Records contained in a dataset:
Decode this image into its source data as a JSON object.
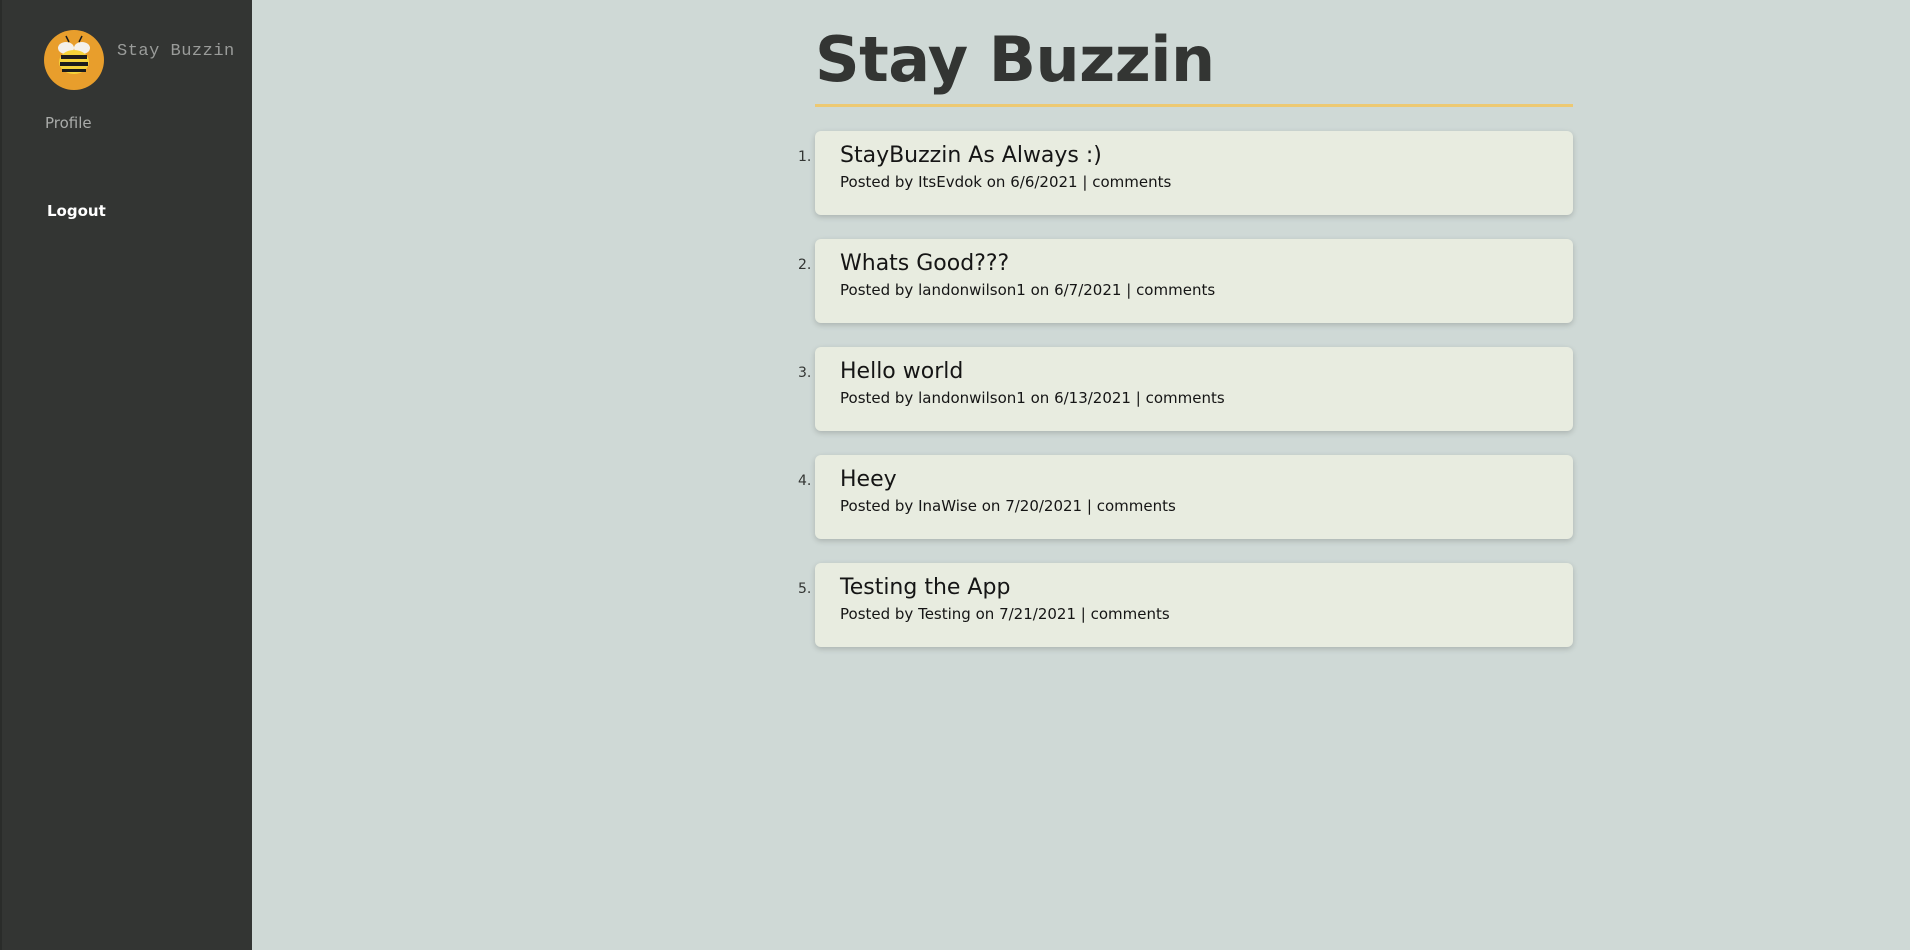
{
  "sidebar": {
    "brand_name": "Stay Buzzin",
    "logo_icon": "bee-icon",
    "profile_label": "Profile",
    "logout_label": "Logout"
  },
  "main": {
    "title": "Stay Buzzin",
    "posts": [
      {
        "num": "1.",
        "title": "StayBuzzin As Always :)",
        "prefix": "Posted by",
        "author": "ItsEvdok",
        "on": "on",
        "date": "6/6/2021",
        "sep": "|",
        "comments": "comments"
      },
      {
        "num": "2.",
        "title": "Whats Good???",
        "prefix": "Posted by",
        "author": "landonwilson1",
        "on": "on",
        "date": "6/7/2021",
        "sep": "|",
        "comments": "comments"
      },
      {
        "num": "3.",
        "title": "Hello world",
        "prefix": "Posted by",
        "author": "landonwilson1",
        "on": "on",
        "date": "6/13/2021",
        "sep": "|",
        "comments": "comments"
      },
      {
        "num": "4.",
        "title": "Heey",
        "prefix": "Posted by",
        "author": "InaWise",
        "on": "on",
        "date": "7/20/2021",
        "sep": "|",
        "comments": "comments"
      },
      {
        "num": "5.",
        "title": "Testing the App",
        "prefix": "Posted by",
        "author": "Testing",
        "on": "on",
        "date": "7/21/2021",
        "sep": "|",
        "comments": "comments"
      }
    ]
  },
  "colors": {
    "sidebar_bg": "#333533",
    "page_bg": "#cfd9d6",
    "accent": "#f2c661",
    "logo_bg": "#e89e2c",
    "card_bg": "#e8ece0"
  }
}
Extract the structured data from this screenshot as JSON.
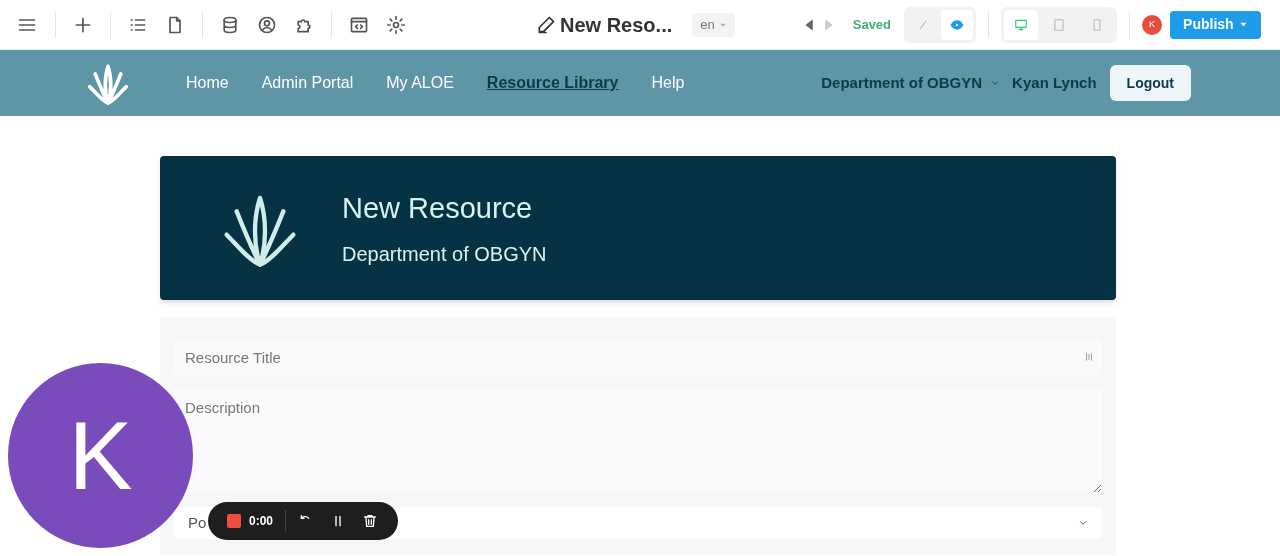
{
  "editor_bar": {
    "title": "New Reso...",
    "language": "en",
    "status": "Saved",
    "view_modes": [
      {
        "kind": "edit",
        "selected": false
      },
      {
        "kind": "preview",
        "selected": true
      }
    ],
    "devices": [
      {
        "kind": "desktop",
        "selected": true
      },
      {
        "kind": "tablet",
        "selected": false
      },
      {
        "kind": "phone",
        "selected": false
      }
    ],
    "user_initial": "K",
    "publish": "Publish"
  },
  "nav": {
    "items": [
      {
        "label": "Home",
        "selected": false
      },
      {
        "label": "Admin Portal",
        "selected": false
      },
      {
        "label": "My ALOE",
        "selected": false
      },
      {
        "label": "Resource Library",
        "selected": true
      },
      {
        "label": "Help",
        "selected": false
      }
    ],
    "department": "Department of OBGYN",
    "user": "Kyan Lynch",
    "logout": "Logout"
  },
  "banner": {
    "title": "New Resource",
    "subtitle": "Department of OBGYN"
  },
  "form": {
    "title_placeholder": "Resource Title",
    "description_placeholder": "Description",
    "select_value": "Po"
  },
  "avatar": {
    "initial": "K"
  },
  "recorder": {
    "time": "0:00"
  }
}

#### Written problem:
Your task is to report how many lines of the material include the string "this". Give the number and no other words.

#### Final answer:
2